[Stored data]
----------

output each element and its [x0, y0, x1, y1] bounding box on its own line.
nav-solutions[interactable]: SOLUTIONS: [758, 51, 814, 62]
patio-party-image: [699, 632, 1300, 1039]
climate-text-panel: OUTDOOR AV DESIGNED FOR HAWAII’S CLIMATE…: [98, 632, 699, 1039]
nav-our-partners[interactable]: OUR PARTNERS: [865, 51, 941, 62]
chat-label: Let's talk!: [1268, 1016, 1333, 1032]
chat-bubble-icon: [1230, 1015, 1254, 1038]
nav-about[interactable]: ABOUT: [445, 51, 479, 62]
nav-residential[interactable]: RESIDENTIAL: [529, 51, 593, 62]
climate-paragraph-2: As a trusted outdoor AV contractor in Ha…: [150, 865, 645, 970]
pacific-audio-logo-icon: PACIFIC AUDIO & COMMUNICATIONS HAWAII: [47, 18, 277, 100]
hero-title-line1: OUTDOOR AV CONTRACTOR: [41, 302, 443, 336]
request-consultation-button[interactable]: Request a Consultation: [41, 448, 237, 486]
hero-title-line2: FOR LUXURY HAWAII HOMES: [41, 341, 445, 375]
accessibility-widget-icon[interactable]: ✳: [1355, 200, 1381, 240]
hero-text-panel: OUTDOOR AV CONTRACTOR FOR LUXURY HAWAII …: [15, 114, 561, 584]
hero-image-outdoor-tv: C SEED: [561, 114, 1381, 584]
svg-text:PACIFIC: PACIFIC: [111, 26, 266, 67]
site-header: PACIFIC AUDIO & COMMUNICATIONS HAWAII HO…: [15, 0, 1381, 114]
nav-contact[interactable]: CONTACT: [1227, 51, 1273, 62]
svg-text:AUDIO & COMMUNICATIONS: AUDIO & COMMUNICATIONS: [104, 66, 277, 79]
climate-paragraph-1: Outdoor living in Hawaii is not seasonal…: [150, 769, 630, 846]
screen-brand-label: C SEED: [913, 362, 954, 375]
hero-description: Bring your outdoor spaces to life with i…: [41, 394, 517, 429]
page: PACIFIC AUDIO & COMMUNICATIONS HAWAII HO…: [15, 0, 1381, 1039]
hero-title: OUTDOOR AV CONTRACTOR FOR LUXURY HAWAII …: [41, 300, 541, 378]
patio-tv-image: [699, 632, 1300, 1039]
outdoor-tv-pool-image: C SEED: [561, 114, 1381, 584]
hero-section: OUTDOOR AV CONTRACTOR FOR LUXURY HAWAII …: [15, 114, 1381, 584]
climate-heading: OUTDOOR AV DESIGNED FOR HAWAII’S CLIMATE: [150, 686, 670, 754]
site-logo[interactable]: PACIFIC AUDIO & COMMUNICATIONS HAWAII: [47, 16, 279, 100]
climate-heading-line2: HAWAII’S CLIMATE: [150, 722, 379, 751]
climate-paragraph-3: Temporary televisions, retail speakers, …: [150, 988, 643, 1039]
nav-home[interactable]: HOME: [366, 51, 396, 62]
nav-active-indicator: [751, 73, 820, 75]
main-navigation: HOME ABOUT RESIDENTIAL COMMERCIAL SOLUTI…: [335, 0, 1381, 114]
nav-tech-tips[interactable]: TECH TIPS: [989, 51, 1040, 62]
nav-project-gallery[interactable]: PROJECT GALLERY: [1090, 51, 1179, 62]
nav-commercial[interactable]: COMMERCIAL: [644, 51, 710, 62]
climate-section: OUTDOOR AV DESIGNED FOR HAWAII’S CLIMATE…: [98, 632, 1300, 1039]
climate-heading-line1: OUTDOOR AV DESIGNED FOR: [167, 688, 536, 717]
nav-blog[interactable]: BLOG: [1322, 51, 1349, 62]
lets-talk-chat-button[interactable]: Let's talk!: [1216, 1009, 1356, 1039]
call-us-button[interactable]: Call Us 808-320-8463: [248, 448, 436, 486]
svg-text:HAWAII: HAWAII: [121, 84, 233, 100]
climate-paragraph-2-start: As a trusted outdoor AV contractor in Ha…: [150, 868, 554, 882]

----------

The request: Retype every row above, changing nothing.

Exercise solution:
output each element and its [x0, y0, x1, y1] bounding box on its own line.
nav-solutions[interactable]: SOLUTIONS: [758, 51, 814, 62]
patio-party-image: [699, 632, 1300, 1039]
climate-text-panel: OUTDOOR AV DESIGNED FOR HAWAII’S CLIMATE…: [98, 632, 699, 1039]
nav-our-partners[interactable]: OUR PARTNERS: [865, 51, 941, 62]
chat-label: Let's talk!: [1268, 1016, 1333, 1032]
chat-bubble-icon: [1230, 1015, 1254, 1038]
nav-about[interactable]: ABOUT: [445, 51, 479, 62]
nav-residential[interactable]: RESIDENTIAL: [529, 51, 593, 62]
climate-paragraph-2: As a trusted outdoor AV contractor in Ha…: [150, 865, 645, 970]
pacific-audio-logo-icon: PACIFIC AUDIO & COMMUNICATIONS HAWAII: [47, 18, 277, 100]
hero-title-line1: OUTDOOR AV CONTRACTOR: [41, 302, 443, 336]
request-consultation-button[interactable]: Request a Consultation: [41, 448, 237, 486]
hero-title-line2: FOR LUXURY HAWAII HOMES: [41, 341, 445, 375]
accessibility-widget-icon[interactable]: ✳: [1355, 200, 1381, 240]
hero-text-panel: OUTDOOR AV CONTRACTOR FOR LUXURY HAWAII …: [15, 114, 561, 584]
hero-image-outdoor-tv: C SEED: [561, 114, 1381, 584]
svg-text:PACIFIC: PACIFIC: [111, 26, 266, 67]
site-header: PACIFIC AUDIO & COMMUNICATIONS HAWAII HO…: [15, 0, 1381, 114]
nav-contact[interactable]: CONTACT: [1227, 51, 1273, 62]
svg-text:AUDIO & COMMUNICATIONS: AUDIO & COMMUNICATIONS: [104, 66, 277, 79]
climate-paragraph-1: Outdoor living in Hawaii is not seasonal…: [150, 769, 630, 846]
screen-brand-label: C SEED: [913, 362, 954, 375]
hero-description: Bring your outdoor spaces to life with i…: [41, 394, 517, 429]
page: PACIFIC AUDIO & COMMUNICATIONS HAWAII HO…: [15, 0, 1381, 1039]
hero-title: OUTDOOR AV CONTRACTOR FOR LUXURY HAWAII …: [41, 300, 541, 378]
patio-tv-image: [699, 632, 1300, 1039]
outdoor-tv-pool-image: C SEED: [561, 114, 1381, 584]
hero-section: OUTDOOR AV CONTRACTOR FOR LUXURY HAWAII …: [15, 114, 1381, 584]
climate-heading: OUTDOOR AV DESIGNED FOR HAWAII’S CLIMATE: [150, 686, 670, 754]
site-logo[interactable]: PACIFIC AUDIO & COMMUNICATIONS HAWAII: [47, 16, 279, 100]
climate-heading-line2: HAWAII’S CLIMATE: [150, 722, 379, 751]
climate-paragraph-3: Temporary televisions, retail speakers, …: [150, 988, 643, 1039]
nav-home[interactable]: HOME: [366, 51, 396, 62]
nav-active-indicator: [751, 73, 820, 75]
main-navigation: HOME ABOUT RESIDENTIAL COMMERCIAL SOLUTI…: [335, 0, 1381, 114]
nav-tech-tips[interactable]: TECH TIPS: [989, 51, 1040, 62]
nav-project-gallery[interactable]: PROJECT GALLERY: [1090, 51, 1179, 62]
nav-commercial[interactable]: COMMERCIAL: [644, 51, 710, 62]
climate-section: OUTDOOR AV DESIGNED FOR HAWAII’S CLIMATE…: [98, 632, 1300, 1039]
climate-heading-line1: OUTDOOR AV DESIGNED FOR: [167, 688, 536, 717]
nav-blog[interactable]: BLOG: [1322, 51, 1349, 62]
lets-talk-chat-button[interactable]: Let's talk!: [1216, 1009, 1356, 1039]
call-us-button[interactable]: Call Us 808-320-8463: [248, 448, 436, 486]
svg-text:HAWAII: HAWAII: [121, 84, 233, 100]
climate-paragraph-2-start: As a trusted outdoor AV contractor in Ha…: [150, 868, 554, 882]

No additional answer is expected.